-- START Raw data --

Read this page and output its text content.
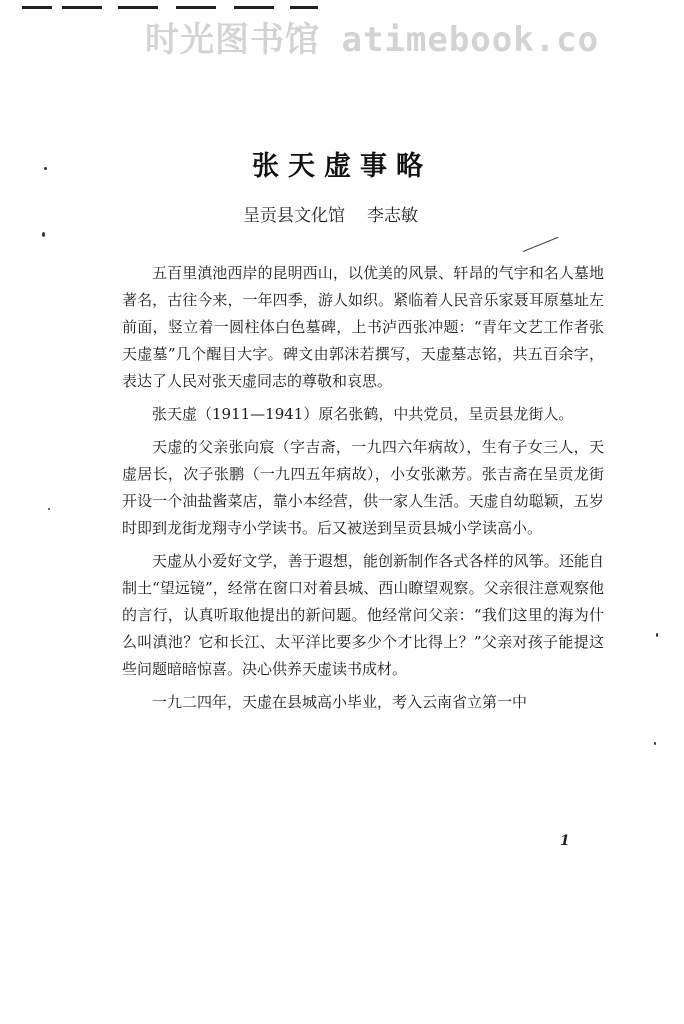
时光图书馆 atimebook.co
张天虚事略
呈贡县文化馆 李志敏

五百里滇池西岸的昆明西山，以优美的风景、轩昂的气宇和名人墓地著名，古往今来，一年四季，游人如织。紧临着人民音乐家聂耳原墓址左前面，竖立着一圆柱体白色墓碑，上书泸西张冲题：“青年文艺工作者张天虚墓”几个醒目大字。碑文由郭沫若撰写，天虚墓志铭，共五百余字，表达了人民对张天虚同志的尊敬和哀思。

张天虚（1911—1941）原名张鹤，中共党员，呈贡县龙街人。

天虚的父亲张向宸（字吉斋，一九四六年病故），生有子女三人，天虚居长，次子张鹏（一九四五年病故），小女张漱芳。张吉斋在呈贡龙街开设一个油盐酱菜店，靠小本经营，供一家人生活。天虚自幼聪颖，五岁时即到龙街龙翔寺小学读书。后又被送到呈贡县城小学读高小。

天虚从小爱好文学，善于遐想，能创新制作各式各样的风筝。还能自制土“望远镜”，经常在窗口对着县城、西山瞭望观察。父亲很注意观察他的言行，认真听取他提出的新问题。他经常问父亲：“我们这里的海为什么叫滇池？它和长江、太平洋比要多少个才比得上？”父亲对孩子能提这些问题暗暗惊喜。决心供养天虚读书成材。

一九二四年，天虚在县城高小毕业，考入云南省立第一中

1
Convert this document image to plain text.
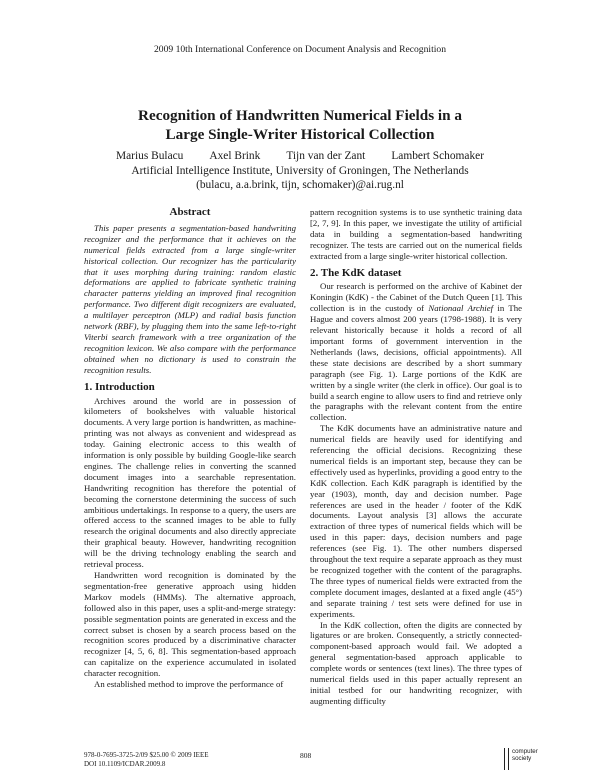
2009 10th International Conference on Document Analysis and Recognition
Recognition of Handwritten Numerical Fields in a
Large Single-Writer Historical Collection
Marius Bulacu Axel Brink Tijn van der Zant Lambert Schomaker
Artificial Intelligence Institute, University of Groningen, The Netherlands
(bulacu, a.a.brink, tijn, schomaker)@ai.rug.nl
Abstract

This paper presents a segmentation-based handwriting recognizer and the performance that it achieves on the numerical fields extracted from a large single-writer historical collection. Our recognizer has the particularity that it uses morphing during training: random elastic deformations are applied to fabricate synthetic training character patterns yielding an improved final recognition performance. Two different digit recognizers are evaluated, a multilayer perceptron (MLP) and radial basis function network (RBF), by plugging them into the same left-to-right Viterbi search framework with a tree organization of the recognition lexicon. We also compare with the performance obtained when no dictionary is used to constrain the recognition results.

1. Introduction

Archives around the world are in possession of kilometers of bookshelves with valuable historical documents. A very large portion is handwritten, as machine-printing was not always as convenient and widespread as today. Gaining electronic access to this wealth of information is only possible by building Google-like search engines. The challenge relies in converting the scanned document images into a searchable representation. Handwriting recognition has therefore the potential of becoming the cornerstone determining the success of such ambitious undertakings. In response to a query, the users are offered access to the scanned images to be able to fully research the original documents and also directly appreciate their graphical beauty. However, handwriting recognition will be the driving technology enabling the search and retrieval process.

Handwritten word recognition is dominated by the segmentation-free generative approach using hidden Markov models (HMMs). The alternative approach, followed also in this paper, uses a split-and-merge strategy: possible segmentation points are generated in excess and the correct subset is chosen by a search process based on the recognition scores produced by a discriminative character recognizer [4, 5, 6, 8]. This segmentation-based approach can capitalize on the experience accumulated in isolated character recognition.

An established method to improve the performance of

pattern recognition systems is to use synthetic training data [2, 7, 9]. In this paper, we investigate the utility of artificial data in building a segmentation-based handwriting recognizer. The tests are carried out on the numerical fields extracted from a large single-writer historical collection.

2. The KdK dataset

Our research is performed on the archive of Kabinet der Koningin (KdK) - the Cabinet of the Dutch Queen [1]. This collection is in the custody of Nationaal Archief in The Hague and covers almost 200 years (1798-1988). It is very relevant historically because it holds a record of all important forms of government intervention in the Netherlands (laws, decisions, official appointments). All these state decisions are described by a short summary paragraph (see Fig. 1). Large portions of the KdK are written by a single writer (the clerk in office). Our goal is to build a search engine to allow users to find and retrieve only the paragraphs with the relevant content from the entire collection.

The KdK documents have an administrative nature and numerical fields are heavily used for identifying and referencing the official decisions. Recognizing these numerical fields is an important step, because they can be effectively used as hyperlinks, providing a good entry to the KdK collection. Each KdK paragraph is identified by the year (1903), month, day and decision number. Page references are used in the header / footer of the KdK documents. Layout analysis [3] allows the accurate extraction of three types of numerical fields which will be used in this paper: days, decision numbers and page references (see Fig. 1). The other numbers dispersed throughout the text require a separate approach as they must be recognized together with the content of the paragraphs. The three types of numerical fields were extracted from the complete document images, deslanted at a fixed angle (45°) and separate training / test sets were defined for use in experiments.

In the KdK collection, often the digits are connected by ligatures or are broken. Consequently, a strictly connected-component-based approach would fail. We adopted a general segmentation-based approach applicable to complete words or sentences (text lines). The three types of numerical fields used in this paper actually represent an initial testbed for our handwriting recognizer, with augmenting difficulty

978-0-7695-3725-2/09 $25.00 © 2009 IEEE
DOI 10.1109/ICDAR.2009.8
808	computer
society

-- END Raw data --
-- START Raw data --

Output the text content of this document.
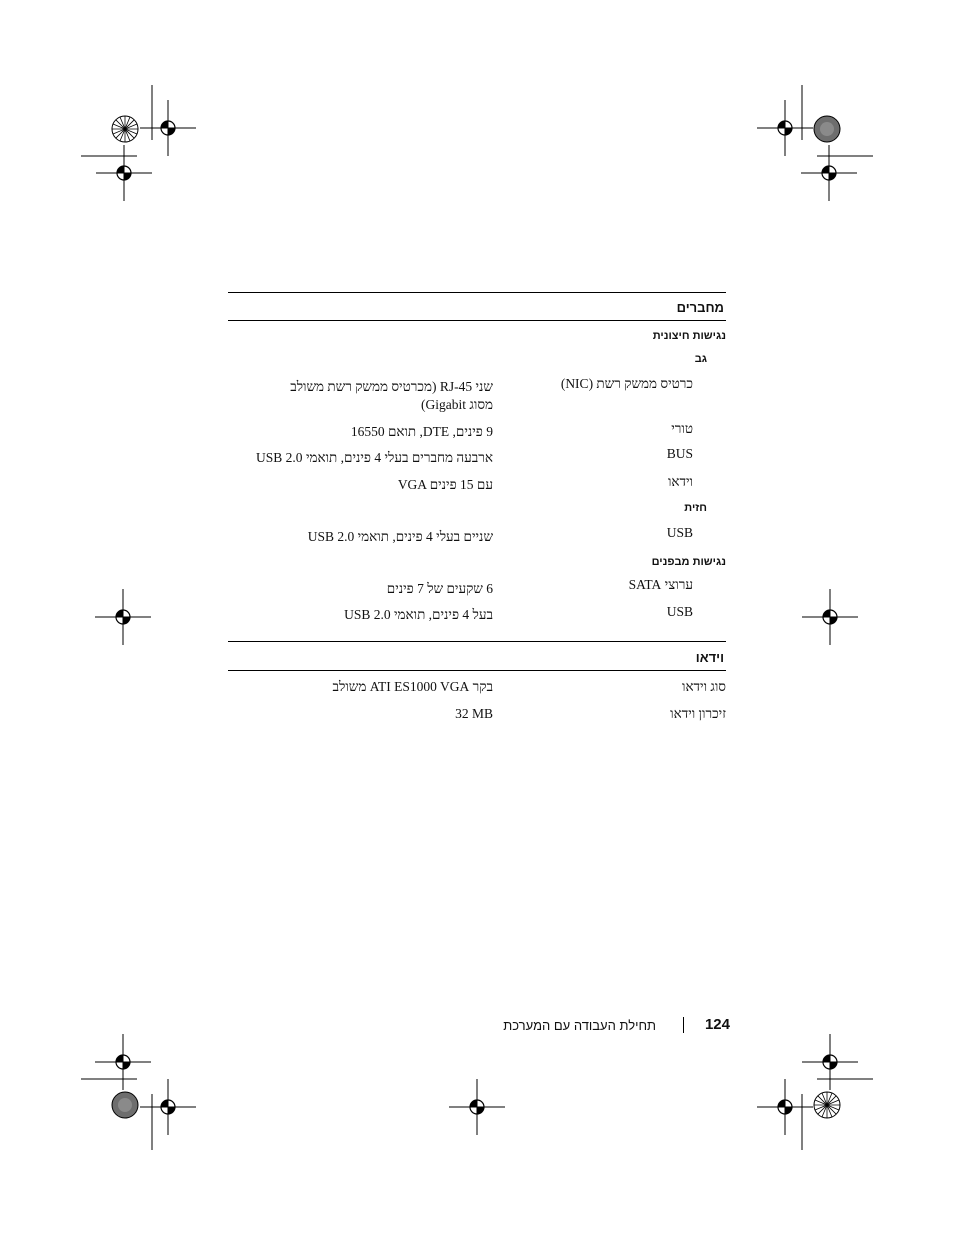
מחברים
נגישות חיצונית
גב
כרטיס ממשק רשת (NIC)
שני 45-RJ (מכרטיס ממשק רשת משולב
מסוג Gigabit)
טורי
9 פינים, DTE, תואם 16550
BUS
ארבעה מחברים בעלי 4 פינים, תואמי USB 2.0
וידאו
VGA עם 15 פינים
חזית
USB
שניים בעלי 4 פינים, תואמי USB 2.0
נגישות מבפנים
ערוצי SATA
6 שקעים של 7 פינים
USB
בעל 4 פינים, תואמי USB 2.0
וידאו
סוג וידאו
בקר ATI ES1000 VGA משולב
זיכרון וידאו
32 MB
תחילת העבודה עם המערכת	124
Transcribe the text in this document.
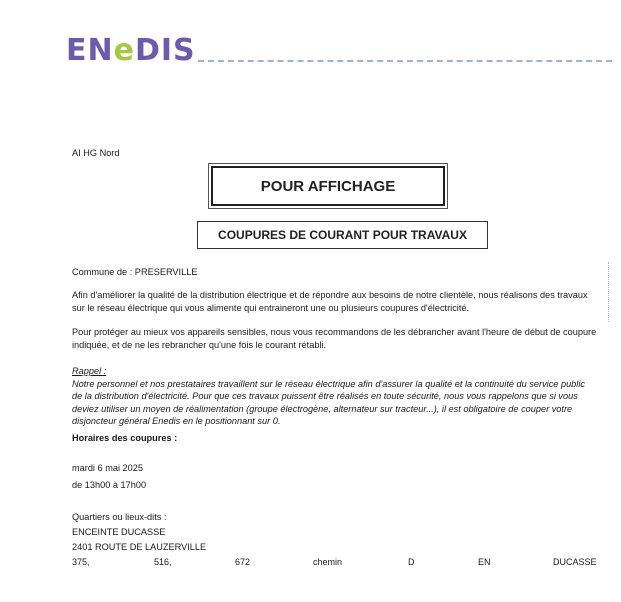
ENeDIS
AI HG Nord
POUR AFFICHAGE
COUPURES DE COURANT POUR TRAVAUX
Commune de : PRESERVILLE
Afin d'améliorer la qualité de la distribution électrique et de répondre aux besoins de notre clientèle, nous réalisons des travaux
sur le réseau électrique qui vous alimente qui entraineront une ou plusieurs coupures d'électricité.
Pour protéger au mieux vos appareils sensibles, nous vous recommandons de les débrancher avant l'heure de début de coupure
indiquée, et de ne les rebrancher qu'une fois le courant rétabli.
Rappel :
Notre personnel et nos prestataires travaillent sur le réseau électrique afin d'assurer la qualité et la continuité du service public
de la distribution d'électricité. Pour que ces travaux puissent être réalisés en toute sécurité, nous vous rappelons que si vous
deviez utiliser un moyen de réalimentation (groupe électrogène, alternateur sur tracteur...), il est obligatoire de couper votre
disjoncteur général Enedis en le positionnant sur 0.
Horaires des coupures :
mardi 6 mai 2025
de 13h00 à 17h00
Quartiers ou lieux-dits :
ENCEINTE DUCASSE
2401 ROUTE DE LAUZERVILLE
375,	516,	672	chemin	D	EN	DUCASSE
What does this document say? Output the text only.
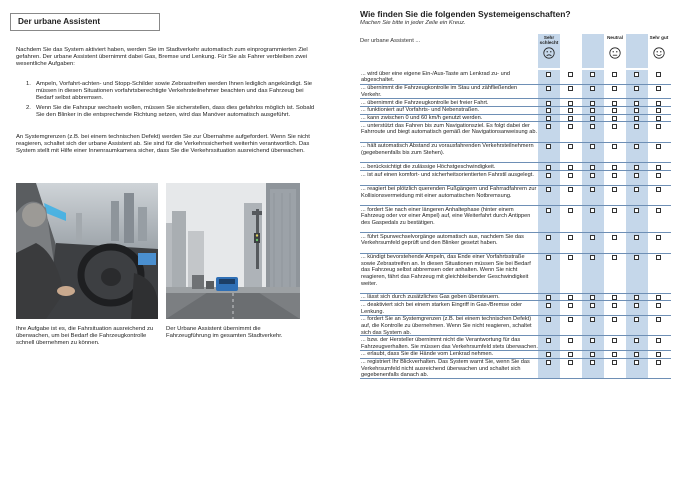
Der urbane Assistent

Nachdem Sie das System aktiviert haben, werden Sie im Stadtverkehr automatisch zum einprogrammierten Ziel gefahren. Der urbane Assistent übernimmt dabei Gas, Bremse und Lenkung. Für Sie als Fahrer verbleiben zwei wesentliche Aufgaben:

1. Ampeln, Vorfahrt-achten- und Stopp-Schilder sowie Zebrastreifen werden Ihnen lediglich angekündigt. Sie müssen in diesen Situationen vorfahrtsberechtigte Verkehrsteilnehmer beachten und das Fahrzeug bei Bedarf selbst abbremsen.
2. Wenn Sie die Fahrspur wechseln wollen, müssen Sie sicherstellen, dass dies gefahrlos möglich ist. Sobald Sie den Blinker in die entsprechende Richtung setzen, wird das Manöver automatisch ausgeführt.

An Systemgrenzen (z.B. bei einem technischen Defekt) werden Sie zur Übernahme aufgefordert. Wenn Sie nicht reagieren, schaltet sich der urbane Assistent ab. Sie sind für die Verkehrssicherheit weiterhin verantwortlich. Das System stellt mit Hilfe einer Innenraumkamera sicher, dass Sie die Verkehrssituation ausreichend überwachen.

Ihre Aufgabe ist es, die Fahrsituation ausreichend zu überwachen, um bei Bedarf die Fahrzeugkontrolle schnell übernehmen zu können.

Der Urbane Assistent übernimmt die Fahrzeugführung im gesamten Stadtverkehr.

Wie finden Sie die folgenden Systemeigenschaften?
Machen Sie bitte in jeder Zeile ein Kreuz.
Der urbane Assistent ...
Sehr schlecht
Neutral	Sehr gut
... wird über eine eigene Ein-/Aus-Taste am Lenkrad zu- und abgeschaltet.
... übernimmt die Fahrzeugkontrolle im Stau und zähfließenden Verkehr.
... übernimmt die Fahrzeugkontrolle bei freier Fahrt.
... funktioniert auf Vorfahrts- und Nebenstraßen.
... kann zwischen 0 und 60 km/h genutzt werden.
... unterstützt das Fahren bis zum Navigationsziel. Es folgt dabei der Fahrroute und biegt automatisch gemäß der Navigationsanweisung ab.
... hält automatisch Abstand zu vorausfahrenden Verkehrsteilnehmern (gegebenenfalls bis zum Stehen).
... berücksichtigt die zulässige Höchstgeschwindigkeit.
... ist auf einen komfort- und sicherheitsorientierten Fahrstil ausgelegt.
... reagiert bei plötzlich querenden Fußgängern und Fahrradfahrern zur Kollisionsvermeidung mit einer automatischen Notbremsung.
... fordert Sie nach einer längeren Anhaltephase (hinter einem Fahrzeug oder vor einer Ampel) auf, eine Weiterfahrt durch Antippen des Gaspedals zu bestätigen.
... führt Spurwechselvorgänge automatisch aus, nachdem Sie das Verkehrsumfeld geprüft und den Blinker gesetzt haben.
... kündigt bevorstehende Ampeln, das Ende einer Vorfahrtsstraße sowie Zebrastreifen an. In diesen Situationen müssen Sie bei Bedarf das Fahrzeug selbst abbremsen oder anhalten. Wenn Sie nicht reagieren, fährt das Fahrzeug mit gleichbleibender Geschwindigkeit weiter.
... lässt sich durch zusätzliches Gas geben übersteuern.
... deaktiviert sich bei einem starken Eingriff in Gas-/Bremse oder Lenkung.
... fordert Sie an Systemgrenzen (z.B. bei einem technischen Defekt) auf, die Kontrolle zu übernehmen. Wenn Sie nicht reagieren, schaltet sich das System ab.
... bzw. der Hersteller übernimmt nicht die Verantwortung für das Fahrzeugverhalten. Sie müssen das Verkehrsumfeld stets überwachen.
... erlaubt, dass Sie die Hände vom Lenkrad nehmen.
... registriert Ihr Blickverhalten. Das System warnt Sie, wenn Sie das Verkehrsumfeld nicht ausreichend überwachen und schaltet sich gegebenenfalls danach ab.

-- END Raw data --
-- START Raw data --

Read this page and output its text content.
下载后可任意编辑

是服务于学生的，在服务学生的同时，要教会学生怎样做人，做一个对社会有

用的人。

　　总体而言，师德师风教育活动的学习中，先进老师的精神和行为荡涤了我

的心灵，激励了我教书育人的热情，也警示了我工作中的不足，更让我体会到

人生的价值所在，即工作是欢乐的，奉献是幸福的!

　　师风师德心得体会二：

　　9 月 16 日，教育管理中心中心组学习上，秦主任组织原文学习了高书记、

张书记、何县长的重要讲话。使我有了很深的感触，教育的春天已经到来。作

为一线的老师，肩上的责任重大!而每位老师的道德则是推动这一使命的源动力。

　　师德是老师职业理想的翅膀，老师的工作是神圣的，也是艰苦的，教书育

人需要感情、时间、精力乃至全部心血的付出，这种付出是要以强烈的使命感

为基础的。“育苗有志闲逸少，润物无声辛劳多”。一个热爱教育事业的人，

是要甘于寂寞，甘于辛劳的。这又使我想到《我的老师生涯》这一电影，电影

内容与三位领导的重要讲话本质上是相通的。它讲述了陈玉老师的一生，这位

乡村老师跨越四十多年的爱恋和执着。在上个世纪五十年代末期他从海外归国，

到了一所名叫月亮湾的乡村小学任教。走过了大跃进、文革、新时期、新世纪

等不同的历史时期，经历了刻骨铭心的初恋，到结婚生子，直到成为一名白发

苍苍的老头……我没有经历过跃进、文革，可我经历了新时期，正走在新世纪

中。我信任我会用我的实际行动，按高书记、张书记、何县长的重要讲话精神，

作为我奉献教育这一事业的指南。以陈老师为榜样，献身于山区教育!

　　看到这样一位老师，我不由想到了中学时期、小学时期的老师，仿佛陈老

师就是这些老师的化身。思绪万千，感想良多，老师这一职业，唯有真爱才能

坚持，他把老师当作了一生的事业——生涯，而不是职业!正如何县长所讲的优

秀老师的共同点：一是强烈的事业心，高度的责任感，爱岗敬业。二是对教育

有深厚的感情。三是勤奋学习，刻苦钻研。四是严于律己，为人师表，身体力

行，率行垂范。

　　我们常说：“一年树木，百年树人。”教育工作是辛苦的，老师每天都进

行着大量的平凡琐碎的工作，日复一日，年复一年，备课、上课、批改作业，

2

-- END Raw data --

Short problem: Find the word "technischen" in the records and pull out each line that has it.

Correct answer:
An Systemgrenzen (z.B. bei einem technischen Defekt) werden Sie zur Übernahme aufgefordert. Wenn Sie nicht reagieren, schaltet sich der urbane Assistent ab. Sie sind für die Verkehrssicherheit weiterhin verantwortlich. Das System stellt mit Hilfe einer Innenraumkamera sicher, dass Sie die Verkehrssituation ausreichend überwachen.
... fordert Sie an Systemgrenzen (z.B. bei einem technischen Defekt) auf, die Kontrolle zu übernehmen. Wenn Sie nicht reagieren, schaltet sich das System ab.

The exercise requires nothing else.